What you are asked to do:
Note each line of the listing that contains the string "type", and copy it.

Supplied material:
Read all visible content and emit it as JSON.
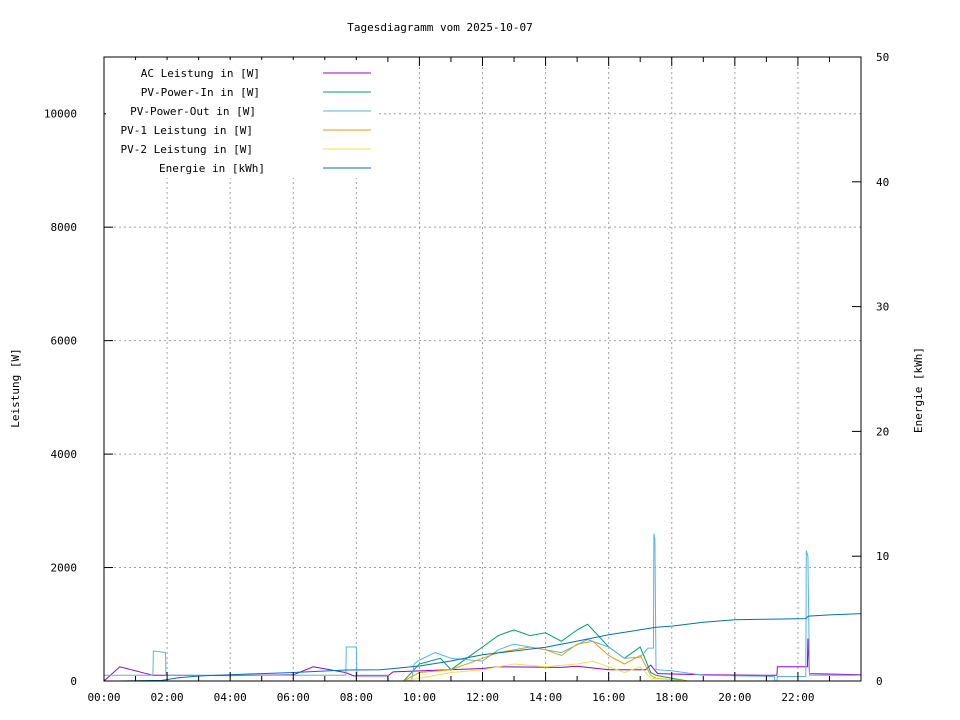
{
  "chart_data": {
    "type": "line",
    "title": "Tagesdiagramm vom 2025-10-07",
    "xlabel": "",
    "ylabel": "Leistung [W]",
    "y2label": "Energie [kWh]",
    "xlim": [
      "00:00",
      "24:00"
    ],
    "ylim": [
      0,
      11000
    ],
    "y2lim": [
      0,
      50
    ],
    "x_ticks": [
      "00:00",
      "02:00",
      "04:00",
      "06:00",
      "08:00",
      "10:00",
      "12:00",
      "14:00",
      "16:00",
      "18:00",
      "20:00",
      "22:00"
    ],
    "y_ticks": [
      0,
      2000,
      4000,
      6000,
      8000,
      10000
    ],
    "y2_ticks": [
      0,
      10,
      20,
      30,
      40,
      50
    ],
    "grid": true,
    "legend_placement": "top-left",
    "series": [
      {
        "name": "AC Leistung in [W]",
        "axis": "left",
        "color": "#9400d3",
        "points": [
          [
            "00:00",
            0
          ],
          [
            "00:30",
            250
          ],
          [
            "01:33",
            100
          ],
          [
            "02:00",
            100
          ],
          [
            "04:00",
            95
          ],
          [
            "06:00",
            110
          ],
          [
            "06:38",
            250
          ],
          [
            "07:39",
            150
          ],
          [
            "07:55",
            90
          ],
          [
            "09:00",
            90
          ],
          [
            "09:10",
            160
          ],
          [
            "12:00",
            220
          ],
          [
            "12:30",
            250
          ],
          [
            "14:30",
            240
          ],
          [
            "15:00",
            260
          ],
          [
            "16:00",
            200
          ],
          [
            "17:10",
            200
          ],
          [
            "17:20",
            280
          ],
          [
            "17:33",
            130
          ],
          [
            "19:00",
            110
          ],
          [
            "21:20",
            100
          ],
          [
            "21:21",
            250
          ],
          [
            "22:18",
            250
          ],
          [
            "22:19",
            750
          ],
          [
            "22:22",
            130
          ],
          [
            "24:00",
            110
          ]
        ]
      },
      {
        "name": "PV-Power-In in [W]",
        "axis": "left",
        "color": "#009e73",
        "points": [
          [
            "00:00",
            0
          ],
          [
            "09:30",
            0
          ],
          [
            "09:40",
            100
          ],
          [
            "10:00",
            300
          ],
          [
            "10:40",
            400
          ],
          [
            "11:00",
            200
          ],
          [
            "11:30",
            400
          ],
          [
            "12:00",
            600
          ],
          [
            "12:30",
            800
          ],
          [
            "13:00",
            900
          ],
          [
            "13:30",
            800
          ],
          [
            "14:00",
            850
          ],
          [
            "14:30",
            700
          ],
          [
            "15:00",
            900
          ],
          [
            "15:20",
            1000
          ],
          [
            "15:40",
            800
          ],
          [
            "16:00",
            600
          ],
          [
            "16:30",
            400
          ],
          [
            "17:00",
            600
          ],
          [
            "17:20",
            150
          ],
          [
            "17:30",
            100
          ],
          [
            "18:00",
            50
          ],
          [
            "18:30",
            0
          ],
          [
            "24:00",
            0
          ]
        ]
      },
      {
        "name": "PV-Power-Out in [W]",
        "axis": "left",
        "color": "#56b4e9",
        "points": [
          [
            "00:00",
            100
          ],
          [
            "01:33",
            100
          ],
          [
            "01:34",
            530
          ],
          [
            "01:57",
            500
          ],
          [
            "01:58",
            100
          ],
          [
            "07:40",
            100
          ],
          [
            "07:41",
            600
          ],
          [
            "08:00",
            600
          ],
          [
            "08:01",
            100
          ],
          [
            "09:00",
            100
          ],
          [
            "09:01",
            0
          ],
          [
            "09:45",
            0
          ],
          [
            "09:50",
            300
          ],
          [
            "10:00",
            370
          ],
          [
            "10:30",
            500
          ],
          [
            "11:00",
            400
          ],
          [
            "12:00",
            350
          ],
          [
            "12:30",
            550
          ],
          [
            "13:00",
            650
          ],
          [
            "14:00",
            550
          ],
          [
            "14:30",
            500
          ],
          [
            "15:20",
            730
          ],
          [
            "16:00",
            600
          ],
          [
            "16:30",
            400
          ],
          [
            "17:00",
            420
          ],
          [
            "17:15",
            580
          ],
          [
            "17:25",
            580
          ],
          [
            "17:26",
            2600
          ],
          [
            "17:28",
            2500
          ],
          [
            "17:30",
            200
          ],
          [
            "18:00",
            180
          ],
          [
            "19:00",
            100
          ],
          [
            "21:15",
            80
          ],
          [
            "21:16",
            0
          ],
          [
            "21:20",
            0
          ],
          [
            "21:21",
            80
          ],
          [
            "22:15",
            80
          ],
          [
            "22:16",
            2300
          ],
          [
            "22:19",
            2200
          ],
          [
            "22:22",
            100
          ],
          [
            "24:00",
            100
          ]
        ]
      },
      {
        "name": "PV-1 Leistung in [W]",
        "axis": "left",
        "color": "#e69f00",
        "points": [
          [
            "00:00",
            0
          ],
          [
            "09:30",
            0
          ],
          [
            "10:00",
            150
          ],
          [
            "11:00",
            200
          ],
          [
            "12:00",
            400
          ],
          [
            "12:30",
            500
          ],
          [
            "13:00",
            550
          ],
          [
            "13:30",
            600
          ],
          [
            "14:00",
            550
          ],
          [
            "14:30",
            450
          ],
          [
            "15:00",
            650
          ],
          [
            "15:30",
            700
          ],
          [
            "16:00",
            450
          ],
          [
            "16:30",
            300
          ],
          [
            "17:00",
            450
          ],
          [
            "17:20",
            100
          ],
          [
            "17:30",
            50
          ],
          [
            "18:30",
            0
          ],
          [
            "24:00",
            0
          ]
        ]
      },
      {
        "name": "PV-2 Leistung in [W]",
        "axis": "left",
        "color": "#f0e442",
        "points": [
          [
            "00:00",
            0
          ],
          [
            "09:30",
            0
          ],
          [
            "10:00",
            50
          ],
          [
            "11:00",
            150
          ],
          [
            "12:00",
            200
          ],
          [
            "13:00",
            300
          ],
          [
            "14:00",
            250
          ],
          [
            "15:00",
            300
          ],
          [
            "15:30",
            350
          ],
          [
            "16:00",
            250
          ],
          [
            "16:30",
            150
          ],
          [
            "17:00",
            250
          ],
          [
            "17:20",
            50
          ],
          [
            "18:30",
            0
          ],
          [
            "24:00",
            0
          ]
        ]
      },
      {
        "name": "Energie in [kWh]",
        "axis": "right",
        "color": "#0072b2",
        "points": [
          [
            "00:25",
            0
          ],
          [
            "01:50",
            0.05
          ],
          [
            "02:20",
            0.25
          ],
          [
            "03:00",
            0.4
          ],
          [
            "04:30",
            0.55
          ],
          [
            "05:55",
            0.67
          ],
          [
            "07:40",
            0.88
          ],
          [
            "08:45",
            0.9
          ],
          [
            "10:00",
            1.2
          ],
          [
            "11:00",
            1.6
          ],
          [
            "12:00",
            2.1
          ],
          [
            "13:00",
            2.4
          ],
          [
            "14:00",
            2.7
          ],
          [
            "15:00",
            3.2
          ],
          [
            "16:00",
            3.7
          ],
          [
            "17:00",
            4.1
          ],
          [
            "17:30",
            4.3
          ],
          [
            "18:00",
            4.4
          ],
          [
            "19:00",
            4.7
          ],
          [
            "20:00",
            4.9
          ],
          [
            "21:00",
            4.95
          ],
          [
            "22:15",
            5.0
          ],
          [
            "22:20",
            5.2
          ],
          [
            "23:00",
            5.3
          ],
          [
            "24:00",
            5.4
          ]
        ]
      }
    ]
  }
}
* * *
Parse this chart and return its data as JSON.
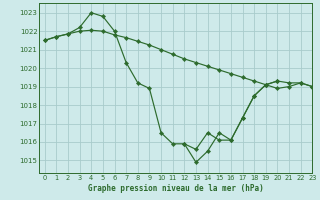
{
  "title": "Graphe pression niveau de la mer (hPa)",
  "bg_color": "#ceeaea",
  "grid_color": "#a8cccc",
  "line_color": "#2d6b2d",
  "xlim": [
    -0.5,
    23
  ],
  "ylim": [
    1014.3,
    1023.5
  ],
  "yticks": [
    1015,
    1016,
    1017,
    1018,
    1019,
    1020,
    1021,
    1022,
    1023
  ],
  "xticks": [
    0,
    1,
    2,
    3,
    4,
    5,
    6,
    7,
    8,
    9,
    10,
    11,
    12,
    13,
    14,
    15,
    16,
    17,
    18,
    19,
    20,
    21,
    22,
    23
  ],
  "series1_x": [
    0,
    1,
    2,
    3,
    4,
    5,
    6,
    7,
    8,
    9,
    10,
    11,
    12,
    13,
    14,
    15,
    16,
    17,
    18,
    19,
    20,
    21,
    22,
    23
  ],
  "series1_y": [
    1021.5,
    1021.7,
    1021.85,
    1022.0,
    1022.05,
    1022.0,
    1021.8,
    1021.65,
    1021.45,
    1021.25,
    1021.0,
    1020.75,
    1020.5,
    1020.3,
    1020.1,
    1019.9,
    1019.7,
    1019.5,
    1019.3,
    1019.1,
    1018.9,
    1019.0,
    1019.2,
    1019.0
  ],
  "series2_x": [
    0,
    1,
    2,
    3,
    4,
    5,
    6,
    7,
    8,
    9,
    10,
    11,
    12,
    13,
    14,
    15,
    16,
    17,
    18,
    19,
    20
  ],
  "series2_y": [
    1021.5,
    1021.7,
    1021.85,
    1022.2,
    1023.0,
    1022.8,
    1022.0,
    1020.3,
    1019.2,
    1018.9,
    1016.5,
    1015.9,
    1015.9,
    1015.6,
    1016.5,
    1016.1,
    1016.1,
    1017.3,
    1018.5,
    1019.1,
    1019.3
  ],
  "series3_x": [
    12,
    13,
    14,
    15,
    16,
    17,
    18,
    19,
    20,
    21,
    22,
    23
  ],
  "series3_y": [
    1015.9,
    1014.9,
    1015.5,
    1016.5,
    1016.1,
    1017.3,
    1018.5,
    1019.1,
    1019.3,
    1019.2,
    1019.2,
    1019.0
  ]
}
---
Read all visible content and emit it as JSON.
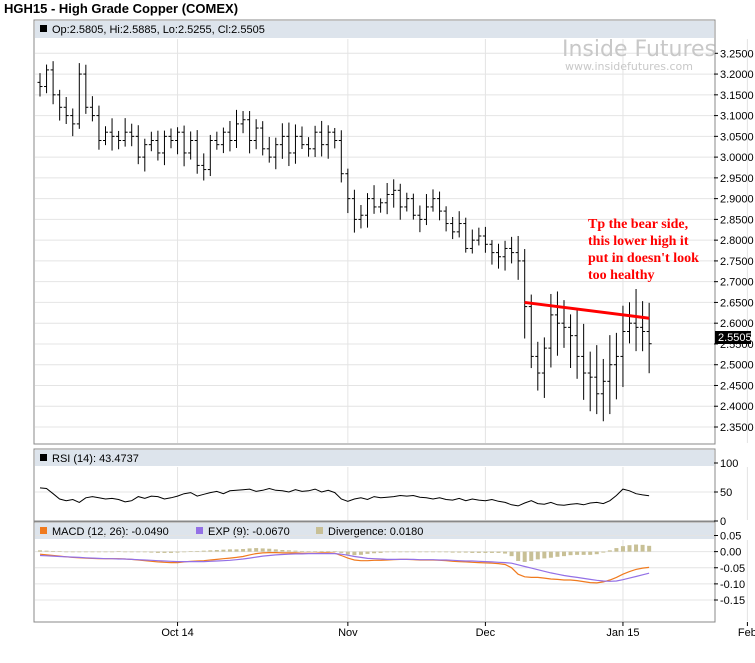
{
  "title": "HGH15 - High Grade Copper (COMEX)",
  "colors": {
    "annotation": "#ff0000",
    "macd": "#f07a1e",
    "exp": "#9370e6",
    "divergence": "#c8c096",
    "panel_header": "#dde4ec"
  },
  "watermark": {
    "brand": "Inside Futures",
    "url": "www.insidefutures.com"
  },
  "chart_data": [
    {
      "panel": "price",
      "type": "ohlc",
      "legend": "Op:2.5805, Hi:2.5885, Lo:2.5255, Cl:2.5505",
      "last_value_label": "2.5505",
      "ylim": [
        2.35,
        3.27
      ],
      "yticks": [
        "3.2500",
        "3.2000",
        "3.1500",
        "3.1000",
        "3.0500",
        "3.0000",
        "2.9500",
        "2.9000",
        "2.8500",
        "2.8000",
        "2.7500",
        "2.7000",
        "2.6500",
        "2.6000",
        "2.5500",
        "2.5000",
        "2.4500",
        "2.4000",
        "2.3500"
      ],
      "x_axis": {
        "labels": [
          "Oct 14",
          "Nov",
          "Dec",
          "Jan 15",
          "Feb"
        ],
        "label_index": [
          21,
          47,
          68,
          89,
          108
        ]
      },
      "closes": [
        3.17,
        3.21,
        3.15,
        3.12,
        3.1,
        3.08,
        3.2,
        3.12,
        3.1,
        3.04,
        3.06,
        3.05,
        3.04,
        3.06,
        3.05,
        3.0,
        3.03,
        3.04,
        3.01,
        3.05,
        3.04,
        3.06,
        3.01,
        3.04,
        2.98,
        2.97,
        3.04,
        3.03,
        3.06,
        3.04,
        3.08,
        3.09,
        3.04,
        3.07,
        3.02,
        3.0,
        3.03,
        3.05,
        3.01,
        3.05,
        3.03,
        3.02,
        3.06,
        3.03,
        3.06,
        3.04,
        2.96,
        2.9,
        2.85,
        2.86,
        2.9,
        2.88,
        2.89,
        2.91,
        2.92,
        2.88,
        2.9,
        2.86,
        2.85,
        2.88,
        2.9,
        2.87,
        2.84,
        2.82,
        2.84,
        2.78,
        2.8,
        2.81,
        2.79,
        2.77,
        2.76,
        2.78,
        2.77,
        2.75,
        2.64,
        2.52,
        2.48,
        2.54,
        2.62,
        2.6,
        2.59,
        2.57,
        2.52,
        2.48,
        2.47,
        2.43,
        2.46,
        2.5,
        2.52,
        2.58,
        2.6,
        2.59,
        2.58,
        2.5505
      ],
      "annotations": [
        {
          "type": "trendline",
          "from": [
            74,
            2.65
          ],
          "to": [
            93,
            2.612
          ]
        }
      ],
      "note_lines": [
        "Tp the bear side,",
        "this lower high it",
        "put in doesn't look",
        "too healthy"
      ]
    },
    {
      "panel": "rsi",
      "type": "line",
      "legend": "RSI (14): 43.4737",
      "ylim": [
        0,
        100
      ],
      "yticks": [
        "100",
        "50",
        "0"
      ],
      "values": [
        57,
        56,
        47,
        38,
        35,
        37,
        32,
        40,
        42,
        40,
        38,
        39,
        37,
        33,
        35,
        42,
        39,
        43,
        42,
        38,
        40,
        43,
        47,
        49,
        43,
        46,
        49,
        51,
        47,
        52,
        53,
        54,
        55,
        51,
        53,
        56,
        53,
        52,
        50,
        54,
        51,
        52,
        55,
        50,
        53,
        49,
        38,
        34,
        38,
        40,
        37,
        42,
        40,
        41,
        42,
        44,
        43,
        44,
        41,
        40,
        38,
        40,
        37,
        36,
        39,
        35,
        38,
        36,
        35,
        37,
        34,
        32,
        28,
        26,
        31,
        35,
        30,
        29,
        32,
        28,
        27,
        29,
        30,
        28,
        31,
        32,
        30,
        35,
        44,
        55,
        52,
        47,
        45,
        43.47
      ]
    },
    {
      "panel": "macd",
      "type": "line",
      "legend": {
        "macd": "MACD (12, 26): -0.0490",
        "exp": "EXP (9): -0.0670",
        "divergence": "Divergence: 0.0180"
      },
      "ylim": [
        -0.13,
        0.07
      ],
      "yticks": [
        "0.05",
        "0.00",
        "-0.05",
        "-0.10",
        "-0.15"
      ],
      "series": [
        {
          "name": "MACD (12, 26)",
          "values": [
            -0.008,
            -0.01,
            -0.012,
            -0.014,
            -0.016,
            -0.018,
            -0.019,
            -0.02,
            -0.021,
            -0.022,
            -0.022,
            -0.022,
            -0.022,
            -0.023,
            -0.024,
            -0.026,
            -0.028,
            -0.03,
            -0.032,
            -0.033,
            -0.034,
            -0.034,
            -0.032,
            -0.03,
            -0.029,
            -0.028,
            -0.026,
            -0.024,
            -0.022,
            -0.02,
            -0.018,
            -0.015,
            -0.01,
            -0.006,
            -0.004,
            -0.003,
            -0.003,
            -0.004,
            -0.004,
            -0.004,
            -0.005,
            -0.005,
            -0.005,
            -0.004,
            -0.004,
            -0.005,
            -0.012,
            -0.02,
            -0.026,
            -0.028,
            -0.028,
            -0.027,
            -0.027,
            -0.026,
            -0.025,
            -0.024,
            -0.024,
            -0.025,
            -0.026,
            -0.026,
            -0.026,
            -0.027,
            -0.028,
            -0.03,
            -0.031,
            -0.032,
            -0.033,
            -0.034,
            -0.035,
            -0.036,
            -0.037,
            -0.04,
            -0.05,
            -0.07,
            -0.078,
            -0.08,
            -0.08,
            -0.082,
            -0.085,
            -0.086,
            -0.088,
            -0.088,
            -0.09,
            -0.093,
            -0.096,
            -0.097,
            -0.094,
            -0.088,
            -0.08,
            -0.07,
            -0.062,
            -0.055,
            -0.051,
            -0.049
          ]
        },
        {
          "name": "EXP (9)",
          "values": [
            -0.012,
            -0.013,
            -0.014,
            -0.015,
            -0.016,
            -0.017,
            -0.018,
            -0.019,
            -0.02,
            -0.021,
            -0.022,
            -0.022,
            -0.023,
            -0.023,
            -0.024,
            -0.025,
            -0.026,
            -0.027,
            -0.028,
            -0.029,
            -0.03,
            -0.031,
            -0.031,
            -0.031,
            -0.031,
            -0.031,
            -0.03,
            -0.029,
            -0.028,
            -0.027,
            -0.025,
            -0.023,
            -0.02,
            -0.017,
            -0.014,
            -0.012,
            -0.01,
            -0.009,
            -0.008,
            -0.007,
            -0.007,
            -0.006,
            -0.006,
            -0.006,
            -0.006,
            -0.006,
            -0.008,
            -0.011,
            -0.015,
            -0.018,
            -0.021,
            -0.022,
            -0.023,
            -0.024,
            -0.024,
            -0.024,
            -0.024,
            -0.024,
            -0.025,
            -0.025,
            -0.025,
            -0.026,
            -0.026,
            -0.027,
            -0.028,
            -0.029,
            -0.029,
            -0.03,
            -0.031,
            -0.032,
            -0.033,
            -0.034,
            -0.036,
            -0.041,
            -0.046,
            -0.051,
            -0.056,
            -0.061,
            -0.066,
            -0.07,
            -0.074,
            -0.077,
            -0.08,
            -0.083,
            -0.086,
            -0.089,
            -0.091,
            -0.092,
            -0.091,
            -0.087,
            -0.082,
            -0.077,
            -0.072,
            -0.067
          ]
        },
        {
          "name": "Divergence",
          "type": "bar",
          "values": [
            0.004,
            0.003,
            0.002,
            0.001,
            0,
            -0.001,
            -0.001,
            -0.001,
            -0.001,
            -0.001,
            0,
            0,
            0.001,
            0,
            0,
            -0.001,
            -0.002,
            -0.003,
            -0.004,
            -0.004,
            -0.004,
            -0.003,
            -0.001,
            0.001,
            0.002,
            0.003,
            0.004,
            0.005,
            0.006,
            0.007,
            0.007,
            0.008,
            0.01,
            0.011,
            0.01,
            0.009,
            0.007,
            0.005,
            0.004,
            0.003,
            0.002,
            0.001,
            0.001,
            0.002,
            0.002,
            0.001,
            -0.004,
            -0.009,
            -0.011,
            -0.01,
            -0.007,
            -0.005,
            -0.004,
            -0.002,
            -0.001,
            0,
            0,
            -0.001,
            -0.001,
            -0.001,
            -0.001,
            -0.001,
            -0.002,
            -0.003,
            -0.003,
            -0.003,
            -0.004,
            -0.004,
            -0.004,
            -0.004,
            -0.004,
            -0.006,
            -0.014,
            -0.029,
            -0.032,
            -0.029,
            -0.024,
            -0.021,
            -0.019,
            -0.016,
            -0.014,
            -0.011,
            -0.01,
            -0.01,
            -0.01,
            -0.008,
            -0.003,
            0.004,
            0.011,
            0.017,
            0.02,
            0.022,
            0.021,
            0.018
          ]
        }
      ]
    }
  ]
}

Solution below:
    "type": "line",
      "type": "ohlc",
          "type": "trendline",
      "type": "line",
      "type": "line",
          "type": "bar",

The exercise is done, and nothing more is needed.